* start Data for this task *
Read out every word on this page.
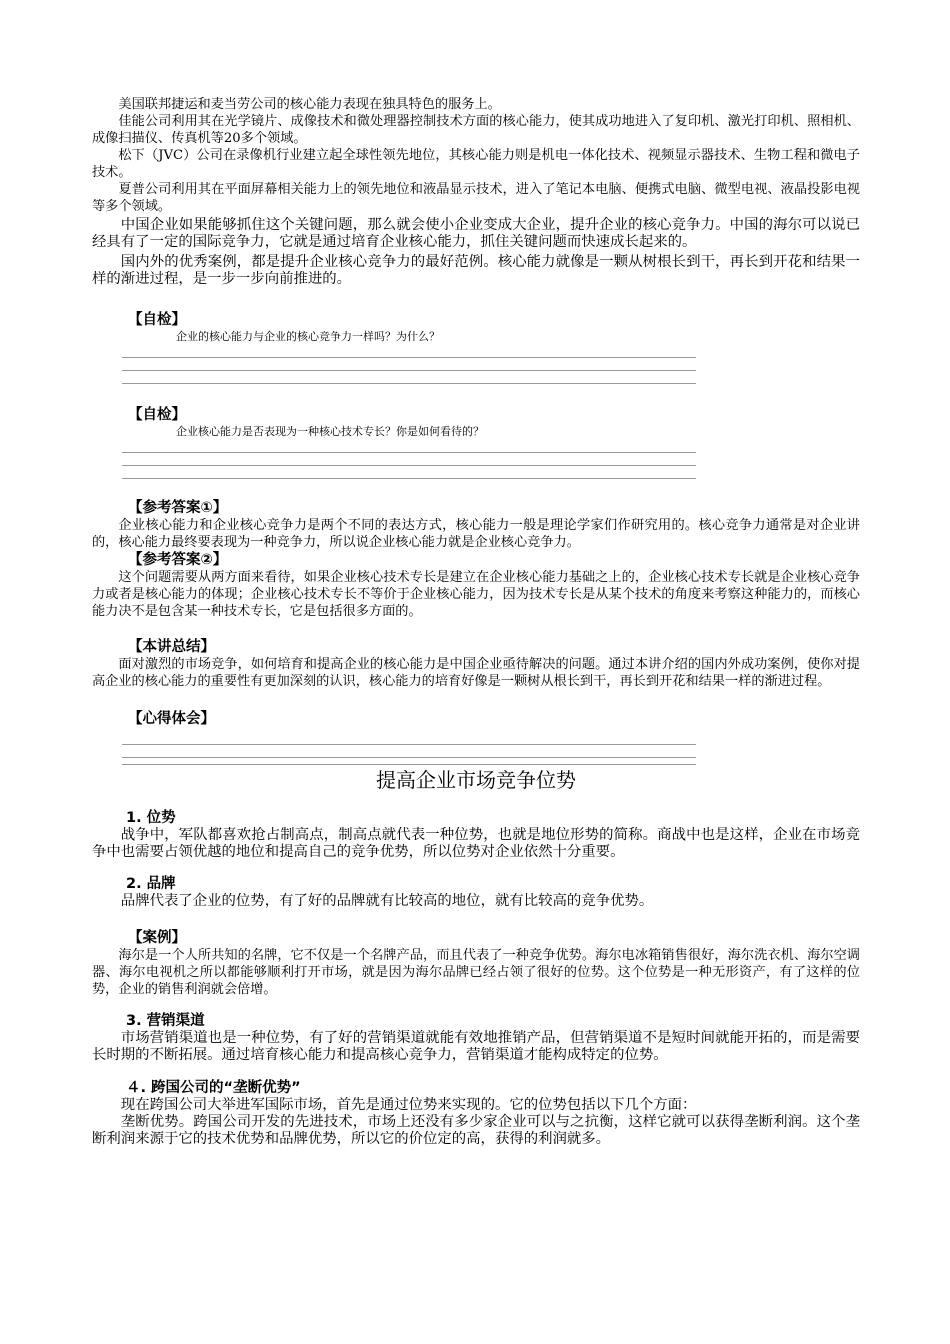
美国联邦捷运和麦当劳公司的核心能力表现在独具特色的服务上。

佳能公司利用其在光学镜片、成像技术和微处理器控制技术方面的核心能力，使其成功地进入了复印机、激光打印机、照相机、成像扫描仪、传真机等20多个领域。

松下（JVC）公司在录像机行业建立起全球性领先地位，其核心能力则是机电一体化技术、视频显示器技术、生物工程和微电子技术。

夏普公司利用其在平面屏幕相关能力上的领先地位和液晶显示技术，进入了笔记本电脑、便携式电脑、微型电视、液晶投影电视等多个领域。

中国企业如果能够抓住这个关键问题，那么就会使小企业变成大企业，提升企业的核心竞争力。中国的海尔可以说已经具有了一定的国际竞争力，它就是通过培育企业核心能力，抓住关键问题而快速成长起来的。

国内外的优秀案例，都是提升企业核心竞争力的最好范例。核心能力就像是一颗从树根长到干，再长到开花和结果一样的渐进过程，是一步一步向前推进的。

【自检】

企业的核心能力与企业的核心竞争力一样吗？为什么？

【自检】

企业核心能力是否表现为一种核心技术专长？你是如何看待的？

【参考答案①】

企业核心能力和企业核心竞争力是两个不同的表达方式，核心能力一般是理论学家们作研究用的。核心竞争力通常是对企业讲的，核心能力最终要表现为一种竞争力，所以说企业核心能力就是企业核心竞争力。

【参考答案②】

这个问题需要从两方面来看待，如果企业核心技术专长是建立在企业核心能力基础之上的，企业核心技术专长就是企业核心竞争力或者是核心能力的体现；企业核心技术专长不等价于企业核心能力，因为技术专长是从某个技术的角度来考察这种能力的，而核心能力决不是包含某一种技术专长，它是包括很多方面的。

【本讲总结】

面对激烈的市场竞争，如何培育和提高企业的核心能力是中国企业亟待解决的问题。通过本讲介绍的国内外成功案例，使你对提高企业的核心能力的重要性有更加深刻的认识，核心能力的培育好像是一颗树从根长到干，再长到开花和结果一样的渐进过程。

【心得体会】

提高企业市场竞争位势

1. 位势

战争中，军队都喜欢抢占制高点，制高点就代表一种位势，也就是地位形势的简称。商战中也是这样，企业在市场竞争中也需要占领优越的地位和提高自己的竞争优势，所以位势对企业依然十分重要。

2. 品牌

品牌代表了企业的位势，有了好的品牌就有比较高的地位，就有比较高的竞争优势。

【案例】

海尔是一个人所共知的名牌，它不仅是一个名牌产品，而且代表了一种竞争优势。海尔电冰箱销售很好，海尔洗衣机、海尔空调器、海尔电视机之所以都能够顺利打开市场，就是因为海尔品牌已经占领了很好的位势。这个位势是一种无形资产，有了这样的位势，企业的销售利润就会倍增。

3. 营销渠道

市场营销渠道也是一种位势，有了好的营销渠道就能有效地推销产品，但营销渠道不是短时间就能开拓的，而是需要长时期的不断拓展。通过培育核心能力和提高核心竞争力，营销渠道才能构成特定的位势。

４. 跨国公司的“垄断优势”

现在跨国公司大举进军国际市场，首先是通过位势来实现的。它的位势包括以下几个方面：

垄断优势。跨国公司开发的先进技术，市场上还没有多少家企业可以与之抗衡，这样它就可以获得垄断利润。这个垄断利润来源于它的技术优势和品牌优势，所以它的价位定的高，获得的利润就多。
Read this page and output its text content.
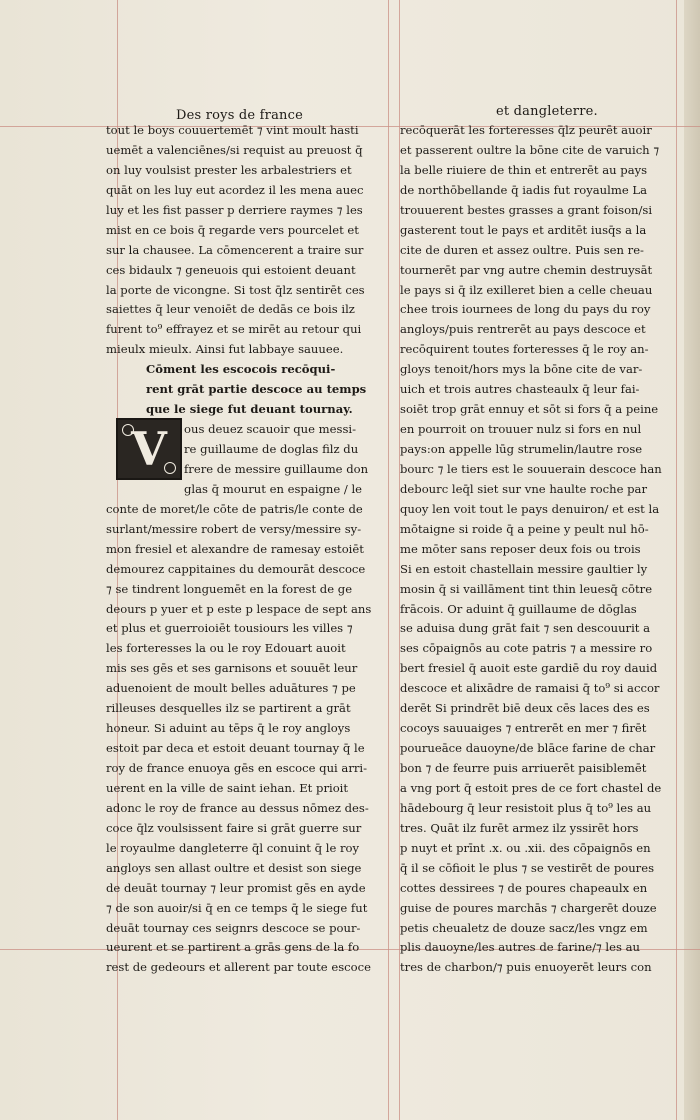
Des roys de france	et dangleterre.
V
tout le boys couuertemēt ⁊ vint moult hasti
uemēt a valenciēnes/si requist au preuost q̄
on luy voulsist prester les arbalestriers et
quāt on les luy eut acordez il les mena auec
luy et les fist passer p derriere raymes ⁊ les
mist en ce bois q̄ regarde vers pourcelet et
sur la chausee. La cōmencerent a traire sur
ces bidaulx ⁊ geneuois qui estoient deuant
la porte de vicongne. Si tost q̄lz sentirēt ces
saiettes q̄ leur venoiēt de dedās ce bois ilz
furent to⁹ effrayez et se mirēt au retour qui
mieulx mieulx. Ainsi fut labbaye sauuee.
Cōment les escocois recōqui-
rent grāt partie descoce au temps
que le siege fut deuant tournay.
ous deuez scauoir que messi-
re guillaume de doglas filz du
frere de messire guillaume don
glas q̄ mourut en espaigne / le
conte de moret/le cōte de patris/le conte de
surlant/messire robert de versy/messire sy-
mon fresiel et alexandre de ramesay estoiēt
demourez cappitaines du demourāt descoce
⁊ se tindrent longuemēt en la forest de ge
deours p yuer et p este p lespace de sept ans
et plus et guerroioiēt tousiours les villes ⁊
les forteresses la ou le roy Edouart auoit
mis ses gēs et ses garnisons et souuēt leur
aduenoient de moult belles aduātures ⁊ pe
rilleuses desquelles ilz se partirent a grāt
honeur. Si aduint au tēps q̄ le roy angloys
estoit par deca et estoit deuant tournay q̄ le
roy de france enuoya gēs en escoce qui arri-
uerent en la ville de saint iehan. Et prioit
adonc le roy de france au dessus nōmez des-
coce q̄lz voulsissent faire si grāt guerre sur
le royaulme dangleterre q̄l conuint q̄ le roy
angloys sen allast oultre et desist son siege
de deuāt tournay ⁊ leur promist gēs en ayde
⁊ de son auoir/si q̄ en ce temps q̄ le siege fut
deuāt tournay ces seignrs descoce se pour-
ueurent et se partirent a grās gens de la fo
rest de gedeours et allerent par toute escoce
recōquerāt les forteresses q̄lz peurēt auoir
et passerent oultre la bōne cite de varuich ⁊
la belle riuiere de thin et entrerēt au pays
de northōbellande q̄ iadis fut royaulme La
trouuerent bestes grasses a grant foison/si
gasterent tout le pays et arditēt iusq̄s a la
cite de duren et assez oultre. Puis sen re-
tournerēt par vng autre chemin destruysāt
le pays si q̄ ilz exilleret bien a celle cheuau
chee trois iournees de long du pays du roy
angloys/puis rentrerēt au pays descoce et
recōquirent toutes forteresses q̄ le roy an-
gloys tenoit/hors mys la bōne cite de var-
uich et trois autres chasteaulx q̄ leur fai-
soiēt trop grāt ennuy et sōt si fors q̄ a peine
en pourroit on trouuer nulz si fors en nul
pays:on appelle lūg strumelin/lautre rose
bourc ⁊ le tiers est le souuerain descoce han
debourc leq̄l siet sur vne haulte roche par
quoy len voit tout le pays denuiron/ et est la
mōtaigne si roide q̄ a peine y peult nul hō-
me mōter sans reposer deux fois ou trois
Si en estoit chastellain messire gaultier ly
mosin q̄ si vaillāment tint thin leuesq̄ cōtre
frācois. Or aduint q̄ guillaume de dōglas
se aduisa dung grāt fait ⁊ sen descouurit a
ses cōpaignōs au cote patris ⁊ a messire ro
bert fresiel q̄ auoit este gardiē du roy dauid
descoce et alixādre de ramaisi q̄ to⁹ si accor
derēt Si prindrēt biē deux cēs laces des es
cocoys sauuaiges ⁊ entrerēt en mer ⁊ firēt
pourueāce dauoyne/de blāce farine de char
bon ⁊ de feurre puis arriuerēt paisiblemēt
a vng port q̄ estoit pres de ce fort chastel de
hādebourg q̄ leur resistoit plus q̄ to⁹ les au
tres. Quāt ilz furēt armez ilz yssirēt hors
p nuyt et prīnt .x. ou .xii. des cōpaignōs en
q̄ il se cōfioit le plus ⁊ se vestirēt de poures
cottes dessirees ⁊ de poures chapeaulx en
guise de poures marchās ⁊ chargerēt douze
petis cheualetz de douze sacz/les vngz em
plis dauoyne/les autres de farine/⁊ les au
tres de charbon/⁊ puis enuoyerēt leurs con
* end Data for this task *
■ Goal
Copy out each line word for word, please, skipping the images.

■ Complete answer
Read out every word on this page.
美国联邦捷运和麦当劳公司的核心能力表现在独具特色的服务上。

佳能公司利用其在光学镜片、成像技术和微处理器控制技术方面的核心能力，使其成功地进入了复印机、激光打印机、照相机、成像扫描仪、传真机等20多个领域。

松下（JVC）公司在录像机行业建立起全球性领先地位，其核心能力则是机电一体化技术、视频显示器技术、生物工程和微电子技术。

夏普公司利用其在平面屏幕相关能力上的领先地位和液晶显示技术，进入了笔记本电脑、便携式电脑、微型电视、液晶投影电视等多个领域。

中国企业如果能够抓住这个关键问题，那么就会使小企业变成大企业，提升企业的核心竞争力。中国的海尔可以说已经具有了一定的国际竞争力，它就是通过培育企业核心能力，抓住关键问题而快速成长起来的。

国内外的优秀案例，都是提升企业核心竞争力的最好范例。核心能力就像是一颗从树根长到干，再长到开花和结果一样的渐进过程，是一步一步向前推进的。

【自检】

企业的核心能力与企业的核心竞争力一样吗？为什么？

【自检】

企业核心能力是否表现为一种核心技术专长？你是如何看待的？

【参考答案①】

企业核心能力和企业核心竞争力是两个不同的表达方式，核心能力一般是理论学家们作研究用的。核心竞争力通常是对企业讲的，核心能力最终要表现为一种竞争力，所以说企业核心能力就是企业核心竞争力。

【参考答案②】

这个问题需要从两方面来看待，如果企业核心技术专长是建立在企业核心能力基础之上的，企业核心技术专长就是企业核心竞争力或者是核心能力的体现；企业核心技术专长不等价于企业核心能力，因为技术专长是从某个技术的角度来考察这种能力的，而核心能力决不是包含某一种技术专长，它是包括很多方面的。

【本讲总结】

面对激烈的市场竞争，如何培育和提高企业的核心能力是中国企业亟待解决的问题。通过本讲介绍的国内外成功案例，使你对提高企业的核心能力的重要性有更加深刻的认识，核心能力的培育好像是一颗树从根长到干，再长到开花和结果一样的渐进过程。

【心得体会】

提高企业市场竞争位势

1. 位势

战争中，军队都喜欢抢占制高点，制高点就代表一种位势，也就是地位形势的简称。商战中也是这样，企业在市场竞争中也需要占领优越的地位和提高自己的竞争优势，所以位势对企业依然十分重要。

2. 品牌

品牌代表了企业的位势，有了好的品牌就有比较高的地位，就有比较高的竞争优势。

【案例】

海尔是一个人所共知的名牌，它不仅是一个名牌产品，而且代表了一种竞争优势。海尔电冰箱销售很好，海尔洗衣机、海尔空调器、海尔电视机之所以都能够顺利打开市场，就是因为海尔品牌已经占领了很好的位势。这个位势是一种无形资产，有了这样的位势，企业的销售利润就会倍增。

3. 营销渠道

市场营销渠道也是一种位势，有了好的营销渠道就能有效地推销产品，但营销渠道不是短时间就能开拓的，而是需要长时期的不断拓展。通过培育核心能力和提高核心竞争力，营销渠道才能构成特定的位势。

４. 跨国公司的“垄断优势”

现在跨国公司大举进军国际市场，首先是通过位势来实现的。它的位势包括以下几个方面：

垄断优势。跨国公司开发的先进技术，市场上还没有多少家企业可以与之抗衡，这样它就可以获得垄断利润。这个垄断利润来源于它的技术优势和品牌优势，所以它的价位定的高，获得的利润就多。
Read this page and output its text content.
Des roys de france	et dangleterre.
V
tout le boys couuertemēt ⁊ vint moult hasti
uemēt a valenciēnes/si requist au preuost q̄
on luy voulsist prester les arbalestriers et
quāt on les luy eut acordez il les mena auec
luy et les fist passer p derriere raymes ⁊ les
mist en ce bois q̄ regarde vers pourcelet et
sur la chausee. La cōmencerent a traire sur
ces bidaulx ⁊ geneuois qui estoient deuant
la porte de vicongne. Si tost q̄lz sentirēt ces
saiettes q̄ leur venoiēt de dedās ce bois ilz
furent to⁹ effrayez et se mirēt au retour qui
mieulx mieulx. Ainsi fut labbaye sauuee.
Cōment les escocois recōqui-
rent grāt partie descoce au temps
que le siege fut deuant tournay.
ous deuez scauoir que messi-
re guillaume de doglas filz du
frere de messire guillaume don
glas q̄ mourut en espaigne / le
conte de moret/le cōte de patris/le conte de
surlant/messire robert de versy/messire sy-
mon fresiel et alexandre de ramesay estoiēt
demourez cappitaines du demourāt descoce
⁊ se tindrent longuemēt en la forest de ge
deours p yuer et p este p lespace de sept ans
et plus et guerroioiēt tousiours les villes ⁊
les forteresses la ou le roy Edouart auoit
mis ses gēs et ses garnisons et souuēt leur
aduenoient de moult belles aduātures ⁊ pe
rilleuses desquelles ilz se partirent a grāt
honeur. Si aduint au tēps q̄ le roy angloys
estoit par deca et estoit deuant tournay q̄ le
roy de france enuoya gēs en escoce qui arri-
uerent en la ville de saint iehan. Et prioit
adonc le roy de france au dessus nōmez des-
coce q̄lz voulsissent faire si grāt guerre sur
le royaulme dangleterre q̄l conuint q̄ le roy
angloys sen allast oultre et desist son siege
de deuāt tournay ⁊ leur promist gēs en ayde
⁊ de son auoir/si q̄ en ce temps q̄ le siege fut
deuāt tournay ces seignrs descoce se pour-
ueurent et se partirent a grās gens de la fo
rest de gedeours et allerent par toute escoce
recōquerāt les forteresses q̄lz peurēt auoir
et passerent oultre la bōne cite de varuich ⁊
la belle riuiere de thin et entrerēt au pays
de northōbellande q̄ iadis fut royaulme La
trouuerent bestes grasses a grant foison/si
gasterent tout le pays et arditēt iusq̄s a la
cite de duren et assez oultre. Puis sen re-
tournerēt par vng autre chemin destruysāt
le pays si q̄ ilz exilleret bien a celle cheuau
chee trois iournees de long du pays du roy
angloys/puis rentrerēt au pays descoce et
recōquirent toutes forteresses q̄ le roy an-
gloys tenoit/hors mys la bōne cite de var-
uich et trois autres chasteaulx q̄ leur fai-
soiēt trop grāt ennuy et sōt si fors q̄ a peine
en pourroit on trouuer nulz si fors en nul
pays:on appelle lūg strumelin/lautre rose
bourc ⁊ le tiers est le souuerain descoce han
debourc leq̄l siet sur vne haulte roche par
quoy len voit tout le pays denuiron/ et est la
mōtaigne si roide q̄ a peine y peult nul hō-
me mōter sans reposer deux fois ou trois
Si en estoit chastellain messire gaultier ly
mosin q̄ si vaillāment tint thin leuesq̄ cōtre
frācois. Or aduint q̄ guillaume de dōglas
se aduisa dung grāt fait ⁊ sen descouurit a
ses cōpaignōs au cote patris ⁊ a messire ro
bert fresiel q̄ auoit este gardiē du roy dauid
descoce et alixādre de ramaisi q̄ to⁹ si accor
derēt Si prindrēt biē deux cēs laces des es
cocoys sauuaiges ⁊ entrerēt en mer ⁊ firēt
pourueāce dauoyne/de blāce farine de char
bon ⁊ de feurre puis arriuerēt paisiblemēt
a vng port q̄ estoit pres de ce fort chastel de
hādebourg q̄ leur resistoit plus q̄ to⁹ les au
tres. Quāt ilz furēt armez ilz yssirēt hors
p nuyt et prīnt .x. ou .xii. des cōpaignōs en
q̄ il se cōfioit le plus ⁊ se vestirēt de poures
cottes dessirees ⁊ de poures chapeaulx en
guise de poures marchās ⁊ chargerēt douze
petis cheualetz de douze sacz/les vngz em
plis dauoyne/les autres de farine/⁊ les au
tres de charbon/⁊ puis enuoyerēt leurs con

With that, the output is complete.